(Entries with figure data)

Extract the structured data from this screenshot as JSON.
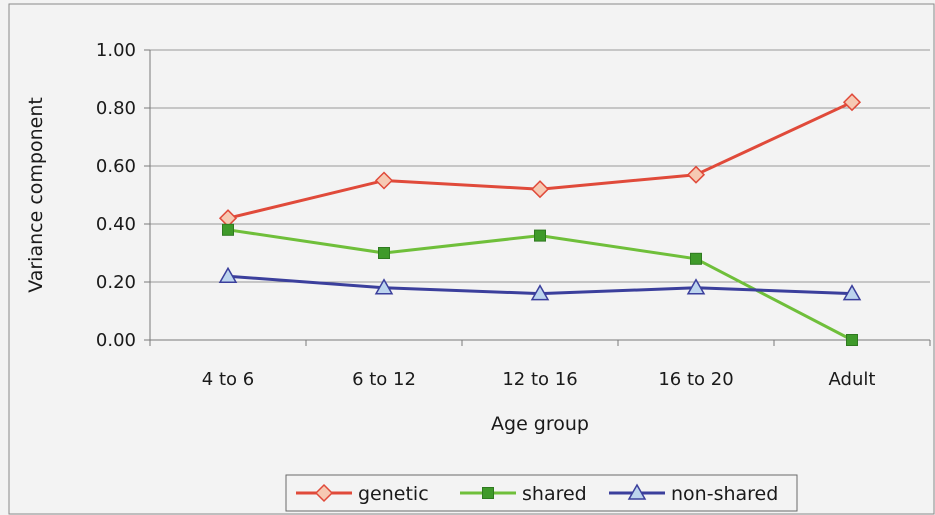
{
  "chart_data": {
    "type": "line",
    "title": "",
    "xlabel": "Age group",
    "ylabel": "Variance component",
    "categories": [
      "4 to 6",
      "6 to 12",
      "12 to 16",
      "16 to 20",
      "Adult"
    ],
    "ylim": [
      0,
      1
    ],
    "yticks": [
      "0.00",
      "0.20",
      "0.40",
      "0.60",
      "0.80",
      "1.00"
    ],
    "grid": "horizontal",
    "legend_position": "bottom",
    "series": [
      {
        "name": "genetic",
        "values": [
          0.42,
          0.55,
          0.52,
          0.57,
          0.82
        ],
        "color": "#e04a3a",
        "marker": "diamond",
        "marker_fill": "#f6c9b3"
      },
      {
        "name": "shared",
        "values": [
          0.38,
          0.3,
          0.36,
          0.28,
          0.0
        ],
        "color": "#6fbf3a",
        "marker": "square",
        "marker_fill": "#3f9a2a"
      },
      {
        "name": "non-shared",
        "values": [
          0.22,
          0.18,
          0.16,
          0.18,
          0.16
        ],
        "color": "#3b3f9c",
        "marker": "triangle",
        "marker_fill": "#bcd4ee"
      }
    ]
  }
}
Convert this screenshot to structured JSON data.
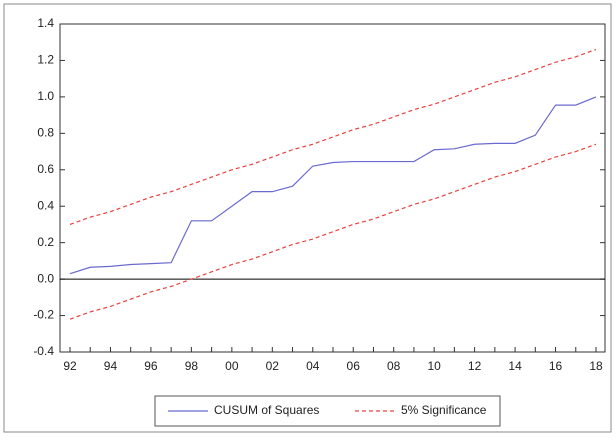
{
  "chart_data": {
    "type": "line",
    "categories": [
      "92",
      null,
      "94",
      null,
      "96",
      null,
      "98",
      null,
      "00",
      null,
      "02",
      null,
      "04",
      null,
      "06",
      null,
      "08",
      null,
      "10",
      null,
      "12",
      null,
      "14",
      null,
      "16",
      null,
      "18"
    ],
    "series": [
      {
        "name": "CUSUM of Squares",
        "color": "#6a6ad0",
        "dashed": false,
        "values": [
          0.03,
          0.065,
          0.07,
          0.08,
          0.085,
          0.09,
          0.32,
          0.32,
          0.4,
          0.48,
          0.48,
          0.51,
          0.62,
          0.64,
          0.645,
          0.645,
          0.645,
          0.645,
          0.71,
          0.715,
          0.74,
          0.745,
          0.745,
          0.79,
          0.955,
          0.955,
          1.0
        ]
      },
      {
        "name": "5% Significance",
        "color": "#e8413c",
        "dashed": true,
        "values": [
          0.3,
          0.34,
          0.37,
          0.41,
          0.45,
          0.48,
          0.52,
          0.56,
          0.6,
          0.63,
          0.67,
          0.71,
          0.74,
          0.78,
          0.82,
          0.85,
          0.89,
          0.93,
          0.96,
          1.0,
          1.04,
          1.08,
          1.11,
          1.15,
          1.19,
          1.22,
          1.26
        ],
        "lower": [
          -0.22,
          -0.18,
          -0.15,
          -0.11,
          -0.07,
          -0.04,
          0.0,
          0.04,
          0.08,
          0.11,
          0.15,
          0.19,
          0.22,
          0.26,
          0.3,
          0.33,
          0.37,
          0.41,
          0.44,
          0.48,
          0.52,
          0.56,
          0.59,
          0.63,
          0.67,
          0.7,
          0.74
        ]
      }
    ],
    "ylim": [
      -0.4,
      1.4
    ],
    "yticks": [
      -0.4,
      -0.2,
      {
        "value": 0,
        "label": "0.0"
      },
      0.2,
      0.4,
      0.6,
      0.8,
      {
        "value": 1,
        "label": "1.0"
      },
      1.2,
      1.4
    ],
    "zero_line": true,
    "grid": false
  }
}
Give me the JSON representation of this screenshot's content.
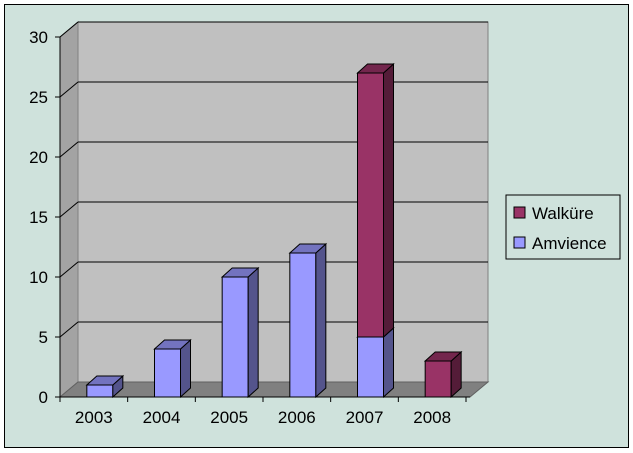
{
  "chart_data": {
    "type": "bar",
    "stacked": true,
    "three_d": true,
    "title": "",
    "xlabel": "",
    "ylabel": "",
    "categories": [
      "2003",
      "2004",
      "2005",
      "2006",
      "2007",
      "2008"
    ],
    "series": [
      {
        "name": "Amvience",
        "values": [
          1,
          4,
          10,
          12,
          5,
          0
        ],
        "color": "#9999ff"
      },
      {
        "name": "Walküre",
        "values": [
          0,
          0,
          0,
          0,
          22,
          3
        ],
        "color": "#993366"
      }
    ],
    "ylim": [
      0,
      30
    ],
    "yticks": [
      0,
      5,
      10,
      15,
      20,
      25,
      30
    ],
    "grid": true,
    "legend_position": "right",
    "legend_order": [
      "Walküre",
      "Amvience"
    ],
    "colors": {
      "background": "#cfe2dc",
      "plot_wall": "#c0c0c0",
      "floor": "#808080",
      "gridline": "#000000"
    }
  }
}
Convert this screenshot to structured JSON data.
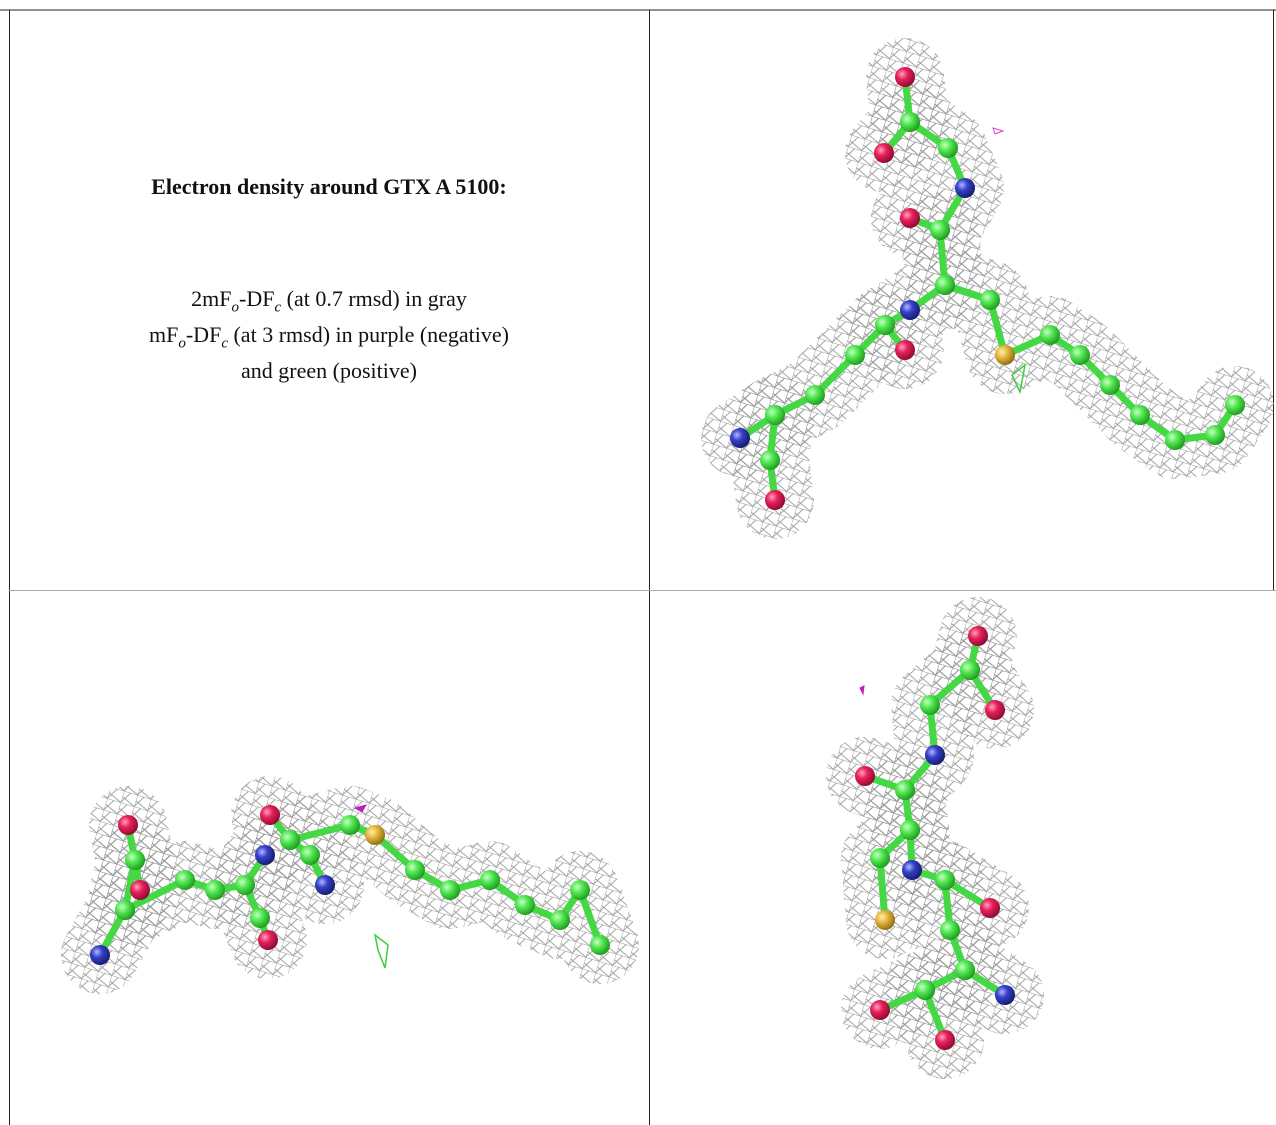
{
  "caption": {
    "title": "Electron density around GTX A 5100:",
    "lines": [
      [
        "2mF",
        "o",
        "-DF",
        "c",
        " (at 0.7 rmsd) in gray"
      ],
      [
        "mF",
        "o",
        "-DF",
        "c",
        " (at 3 rmsd) in purple (negative)"
      ],
      [
        "and green (positive)"
      ]
    ]
  }
}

— Problem to work on —
Find the string "true" in the records, then copy each line where it occurs.

— Result for this task —
        "dashed": true,
    "zero_line": true,
    "stacked": true,
    "three_d": true,
    "grid": true,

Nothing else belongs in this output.